[START]
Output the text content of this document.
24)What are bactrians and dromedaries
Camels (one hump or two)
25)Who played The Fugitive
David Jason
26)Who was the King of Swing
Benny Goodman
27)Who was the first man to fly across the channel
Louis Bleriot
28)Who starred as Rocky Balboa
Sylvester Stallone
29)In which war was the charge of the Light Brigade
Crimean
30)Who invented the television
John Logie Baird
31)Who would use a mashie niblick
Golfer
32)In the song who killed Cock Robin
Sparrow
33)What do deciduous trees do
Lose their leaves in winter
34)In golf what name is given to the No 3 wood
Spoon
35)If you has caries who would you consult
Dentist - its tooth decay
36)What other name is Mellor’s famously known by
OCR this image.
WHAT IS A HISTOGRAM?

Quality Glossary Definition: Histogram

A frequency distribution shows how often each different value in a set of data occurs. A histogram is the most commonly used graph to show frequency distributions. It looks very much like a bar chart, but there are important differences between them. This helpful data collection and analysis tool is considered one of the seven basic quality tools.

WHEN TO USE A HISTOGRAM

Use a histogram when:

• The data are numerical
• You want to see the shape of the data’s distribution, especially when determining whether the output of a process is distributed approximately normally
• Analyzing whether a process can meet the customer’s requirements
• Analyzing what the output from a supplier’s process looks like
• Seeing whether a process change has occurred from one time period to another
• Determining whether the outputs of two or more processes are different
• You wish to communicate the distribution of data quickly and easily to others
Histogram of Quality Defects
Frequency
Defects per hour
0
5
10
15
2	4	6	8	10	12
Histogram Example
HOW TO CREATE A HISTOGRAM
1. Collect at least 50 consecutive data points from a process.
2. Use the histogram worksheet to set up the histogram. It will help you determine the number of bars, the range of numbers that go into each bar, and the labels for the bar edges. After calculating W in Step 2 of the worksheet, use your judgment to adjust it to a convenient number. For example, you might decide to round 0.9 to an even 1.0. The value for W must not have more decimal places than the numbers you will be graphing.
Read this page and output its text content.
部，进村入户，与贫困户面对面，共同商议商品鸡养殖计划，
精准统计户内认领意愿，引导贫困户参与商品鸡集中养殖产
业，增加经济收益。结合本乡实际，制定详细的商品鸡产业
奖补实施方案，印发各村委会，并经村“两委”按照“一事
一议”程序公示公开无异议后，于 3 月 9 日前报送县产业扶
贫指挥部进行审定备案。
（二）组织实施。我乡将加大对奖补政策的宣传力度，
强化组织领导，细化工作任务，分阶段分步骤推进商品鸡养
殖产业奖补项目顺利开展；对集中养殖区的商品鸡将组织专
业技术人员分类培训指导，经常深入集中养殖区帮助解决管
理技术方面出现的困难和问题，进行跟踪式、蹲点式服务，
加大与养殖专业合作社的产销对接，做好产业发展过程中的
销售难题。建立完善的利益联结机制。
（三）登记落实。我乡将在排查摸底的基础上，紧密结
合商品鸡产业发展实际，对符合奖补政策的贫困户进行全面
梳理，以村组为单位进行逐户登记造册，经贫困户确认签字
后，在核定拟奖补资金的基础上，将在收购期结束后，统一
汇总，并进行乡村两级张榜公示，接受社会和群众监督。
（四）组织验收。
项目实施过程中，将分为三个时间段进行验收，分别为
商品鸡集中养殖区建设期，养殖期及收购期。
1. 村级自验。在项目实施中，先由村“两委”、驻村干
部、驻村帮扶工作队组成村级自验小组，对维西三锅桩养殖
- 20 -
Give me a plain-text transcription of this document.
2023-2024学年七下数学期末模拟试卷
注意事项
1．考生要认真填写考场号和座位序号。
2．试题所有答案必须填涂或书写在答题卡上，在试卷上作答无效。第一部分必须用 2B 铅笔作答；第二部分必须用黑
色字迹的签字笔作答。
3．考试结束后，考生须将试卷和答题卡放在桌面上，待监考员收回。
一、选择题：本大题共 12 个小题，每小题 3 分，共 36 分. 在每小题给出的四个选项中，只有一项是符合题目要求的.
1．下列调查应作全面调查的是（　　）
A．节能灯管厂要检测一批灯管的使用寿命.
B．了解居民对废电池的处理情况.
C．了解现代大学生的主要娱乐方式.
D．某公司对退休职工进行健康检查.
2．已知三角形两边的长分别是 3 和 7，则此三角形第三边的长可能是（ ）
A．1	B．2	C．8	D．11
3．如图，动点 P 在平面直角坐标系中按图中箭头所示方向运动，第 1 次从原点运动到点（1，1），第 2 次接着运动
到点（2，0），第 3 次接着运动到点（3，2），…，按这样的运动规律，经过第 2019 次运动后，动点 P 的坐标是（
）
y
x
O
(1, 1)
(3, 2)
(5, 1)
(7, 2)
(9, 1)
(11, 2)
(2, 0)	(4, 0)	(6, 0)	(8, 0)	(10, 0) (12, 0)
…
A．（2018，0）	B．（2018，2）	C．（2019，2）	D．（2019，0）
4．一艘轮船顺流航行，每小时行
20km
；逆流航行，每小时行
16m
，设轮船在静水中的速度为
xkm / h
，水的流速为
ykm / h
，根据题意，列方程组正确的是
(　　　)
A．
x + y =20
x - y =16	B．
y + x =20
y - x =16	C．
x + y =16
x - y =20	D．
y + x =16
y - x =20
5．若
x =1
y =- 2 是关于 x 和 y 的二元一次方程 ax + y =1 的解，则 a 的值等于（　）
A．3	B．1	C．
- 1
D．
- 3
[END]
DIRECTION: Faithfully copy every entry, leaving nothing out.

EXERCISE RESULT:
Output the text content of this document.
24)What are bactrians and dromedaries
Camels (one hump or two)
25)Who played The Fugitive
David Jason
26)Who was the King of Swing
Benny Goodman
27)Who was the first man to fly across the channel
Louis Bleriot
28)Who starred as Rocky Balboa
Sylvester Stallone
29)In which war was the charge of the Light Brigade
Crimean
30)Who invented the television
John Logie Baird
31)Who would use a mashie niblick
Golfer
32)In the song who killed Cock Robin
Sparrow
33)What do deciduous trees do
Lose their leaves in winter
34)In golf what name is given to the No 3 wood
Spoon
35)If you has caries who would you consult
Dentist - its tooth decay
36)What other name is Mellor’s famously known by
OCR this image.
WHAT IS A HISTOGRAM?

Quality Glossary Definition: Histogram

A frequency distribution shows how often each different value in a set of data occurs. A histogram is the most commonly used graph to show frequency distributions. It looks very much like a bar chart, but there are important differences between them. This helpful data collection and analysis tool is considered one of the seven basic quality tools.

WHEN TO USE A HISTOGRAM

Use a histogram when:

• The data are numerical
• You want to see the shape of the data’s distribution, especially when determining whether the output of a process is distributed approximately normally
• Analyzing whether a process can meet the customer’s requirements
• Analyzing what the output from a supplier’s process looks like
• Seeing whether a process change has occurred from one time period to another
• Determining whether the outputs of two or more processes are different
• You wish to communicate the distribution of data quickly and easily to others
Histogram of Quality Defects
Frequency
Defects per hour
0
5
10
15
2	4	6	8	10	12
Histogram Example
HOW TO CREATE A HISTOGRAM
1. Collect at least 50 consecutive data points from a process.
2. Use the histogram worksheet to set up the histogram. It will help you determine the number of bars, the range of numbers that go into each bar, and the labels for the bar edges. After calculating W in Step 2 of the worksheet, use your judgment to adjust it to a convenient number. For example, you might decide to round 0.9 to an even 1.0. The value for W must not have more decimal places than the numbers you will be graphing.
Read this page and output its text content.
部，进村入户，与贫困户面对面，共同商议商品鸡养殖计划，
精准统计户内认领意愿，引导贫困户参与商品鸡集中养殖产
业，增加经济收益。结合本乡实际，制定详细的商品鸡产业
奖补实施方案，印发各村委会，并经村“两委”按照“一事
一议”程序公示公开无异议后，于 3 月 9 日前报送县产业扶
贫指挥部进行审定备案。
（二）组织实施。我乡将加大对奖补政策的宣传力度，
强化组织领导，细化工作任务，分阶段分步骤推进商品鸡养
殖产业奖补项目顺利开展；对集中养殖区的商品鸡将组织专
业技术人员分类培训指导，经常深入集中养殖区帮助解决管
理技术方面出现的困难和问题，进行跟踪式、蹲点式服务，
加大与养殖专业合作社的产销对接，做好产业发展过程中的
销售难题。建立完善的利益联结机制。
（三）登记落实。我乡将在排查摸底的基础上，紧密结
合商品鸡产业发展实际，对符合奖补政策的贫困户进行全面
梳理，以村组为单位进行逐户登记造册，经贫困户确认签字
后，在核定拟奖补资金的基础上，将在收购期结束后，统一
汇总，并进行乡村两级张榜公示，接受社会和群众监督。
（四）组织验收。
项目实施过程中，将分为三个时间段进行验收，分别为
商品鸡集中养殖区建设期，养殖期及收购期。
1. 村级自验。在项目实施中，先由村“两委”、驻村干
部、驻村帮扶工作队组成村级自验小组，对维西三锅桩养殖
- 20 -
Give me a plain-text transcription of this document.
2023-2024学年七下数学期末模拟试卷
注意事项
1．考生要认真填写考场号和座位序号。
2．试题所有答案必须填涂或书写在答题卡上，在试卷上作答无效。第一部分必须用 2B 铅笔作答；第二部分必须用黑
色字迹的签字笔作答。
3．考试结束后，考生须将试卷和答题卡放在桌面上，待监考员收回。
一、选择题：本大题共 12 个小题，每小题 3 分，共 36 分. 在每小题给出的四个选项中，只有一项是符合题目要求的.
1．下列调查应作全面调查的是（　　）
A．节能灯管厂要检测一批灯管的使用寿命.
B．了解居民对废电池的处理情况.
C．了解现代大学生的主要娱乐方式.
D．某公司对退休职工进行健康检查.
2．已知三角形两边的长分别是 3 和 7，则此三角形第三边的长可能是（ ）
A．1	B．2	C．8	D．11
3．如图，动点 P 在平面直角坐标系中按图中箭头所示方向运动，第 1 次从原点运动到点（1，1），第 2 次接着运动
到点（2，0），第 3 次接着运动到点（3，2），…，按这样的运动规律，经过第 2019 次运动后，动点 P 的坐标是（
）
y
x
O
(1, 1)
(3, 2)
(5, 1)
(7, 2)
(9, 1)
(11, 2)
(2, 0)	(4, 0)	(6, 0)	(8, 0)	(10, 0) (12, 0)
…
A．（2018，0）	B．（2018，2）	C．（2019，2）	D．（2019，0）
4．一艘轮船顺流航行，每小时行
20km
；逆流航行，每小时行
16m
，设轮船在静水中的速度为
xkm / h
，水的流速为
ykm / h
，根据题意，列方程组正确的是
(　　　)
A．
x + y =20
x - y =16	B．
y + x =20
y - x =16	C．
x + y =16
x - y =20	D．
y + x =16
y - x =20
5．若
x =1
y =- 2 是关于 x 和 y 的二元一次方程 ax + y =1 的解，则 a 的值等于（　）
A．3	B．1	C．
- 1
D．
- 3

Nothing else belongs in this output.